## Written request
Every record that follows must be duplicated exactly, with images left out.

[BEGIN Dataset entries]

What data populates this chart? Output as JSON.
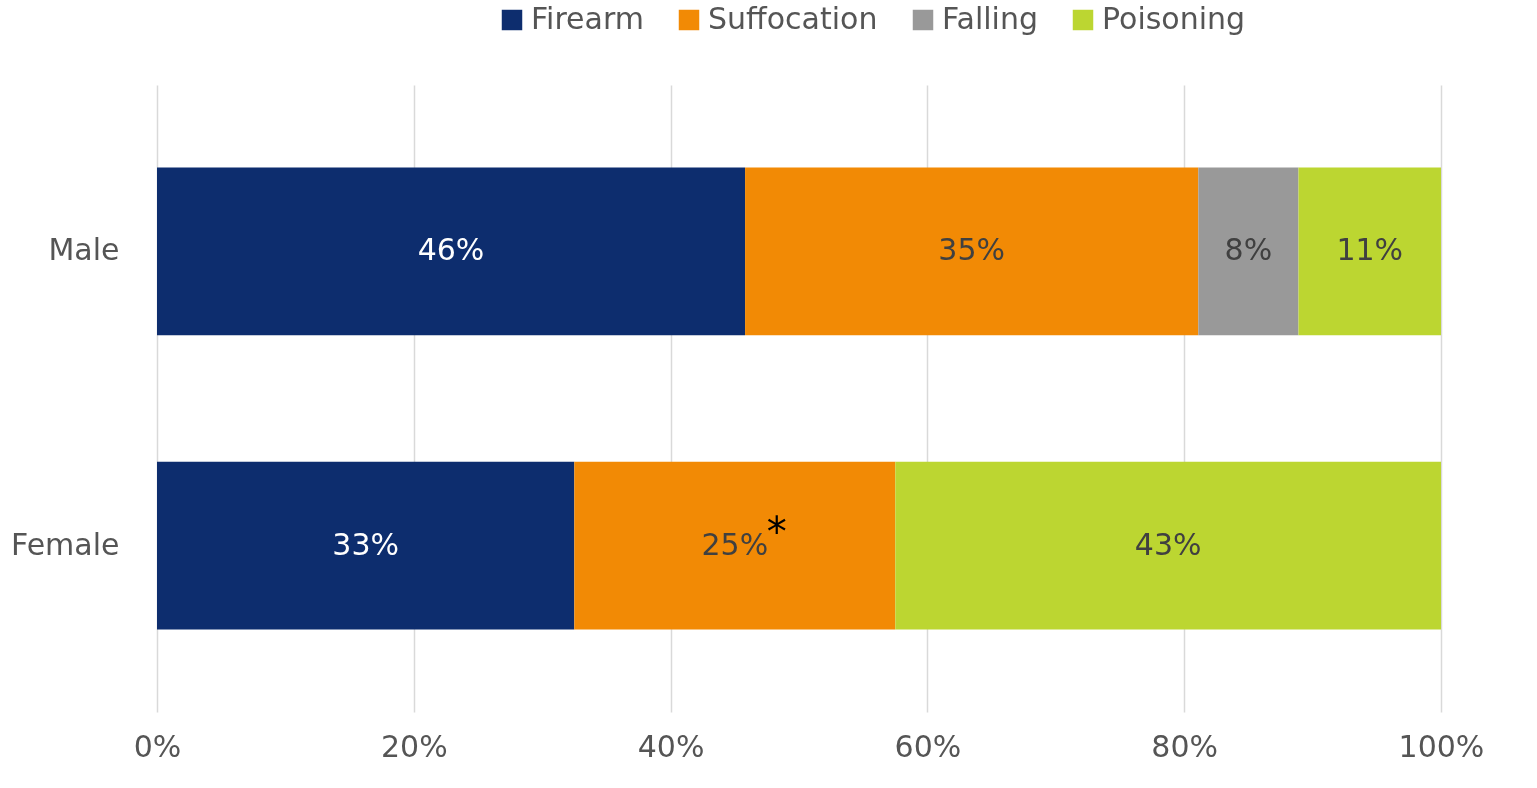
{
  "chart_data": {
    "type": "bar",
    "orientation": "horizontal",
    "stacked": true,
    "categories": [
      "Male",
      "Female"
    ],
    "series": [
      {
        "name": "Firearm",
        "color": "#0d2d6e",
        "values": [
          45.8,
          32.5
        ],
        "value_labels": [
          "46%",
          "33%"
        ]
      },
      {
        "name": "Suffocation",
        "color": "#f28a05",
        "values": [
          35.3,
          25.0
        ],
        "value_labels": [
          "35%",
          "25%"
        ]
      },
      {
        "name": "Falling",
        "color": "#999999",
        "values": [
          7.8,
          null
        ],
        "value_labels": [
          "8%",
          null
        ]
      },
      {
        "name": "Poisoning",
        "color": "#bcd631",
        "values": [
          11.1,
          42.5
        ],
        "value_labels": [
          "11%",
          "43%"
        ]
      }
    ],
    "xlim": [
      0,
      100
    ],
    "xticks": [
      {
        "value": 0,
        "label": "0%"
      },
      {
        "value": 20,
        "label": "20%"
      },
      {
        "value": 40,
        "label": "40%"
      },
      {
        "value": 60,
        "label": "60%"
      },
      {
        "value": 80,
        "label": "80%"
      },
      {
        "value": 100,
        "label": "100%"
      }
    ],
    "grid": "x",
    "legend": "top",
    "annotations": [
      "*"
    ]
  }
}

[END Dataset entries]

## Answer
What data populates this chart? Output as JSON.
{
  "chart_data": {
    "type": "bar",
    "orientation": "horizontal",
    "stacked": true,
    "categories": [
      "Male",
      "Female"
    ],
    "series": [
      {
        "name": "Firearm",
        "color": "#0d2d6e",
        "values": [
          45.8,
          32.5
        ],
        "value_labels": [
          "46%",
          "33%"
        ]
      },
      {
        "name": "Suffocation",
        "color": "#f28a05",
        "values": [
          35.3,
          25.0
        ],
        "value_labels": [
          "35%",
          "25%"
        ]
      },
      {
        "name": "Falling",
        "color": "#999999",
        "values": [
          7.8,
          null
        ],
        "value_labels": [
          "8%",
          null
        ]
      },
      {
        "name": "Poisoning",
        "color": "#bcd631",
        "values": [
          11.1,
          42.5
        ],
        "value_labels": [
          "11%",
          "43%"
        ]
      }
    ],
    "xlim": [
      0,
      100
    ],
    "xticks": [
      {
        "value": 0,
        "label": "0%"
      },
      {
        "value": 20,
        "label": "20%"
      },
      {
        "value": 40,
        "label": "40%"
      },
      {
        "value": 60,
        "label": "60%"
      },
      {
        "value": 80,
        "label": "80%"
      },
      {
        "value": 100,
        "label": "100%"
      }
    ],
    "grid": "x",
    "legend": "top",
    "annotations": [
      "*"
    ]
  }
}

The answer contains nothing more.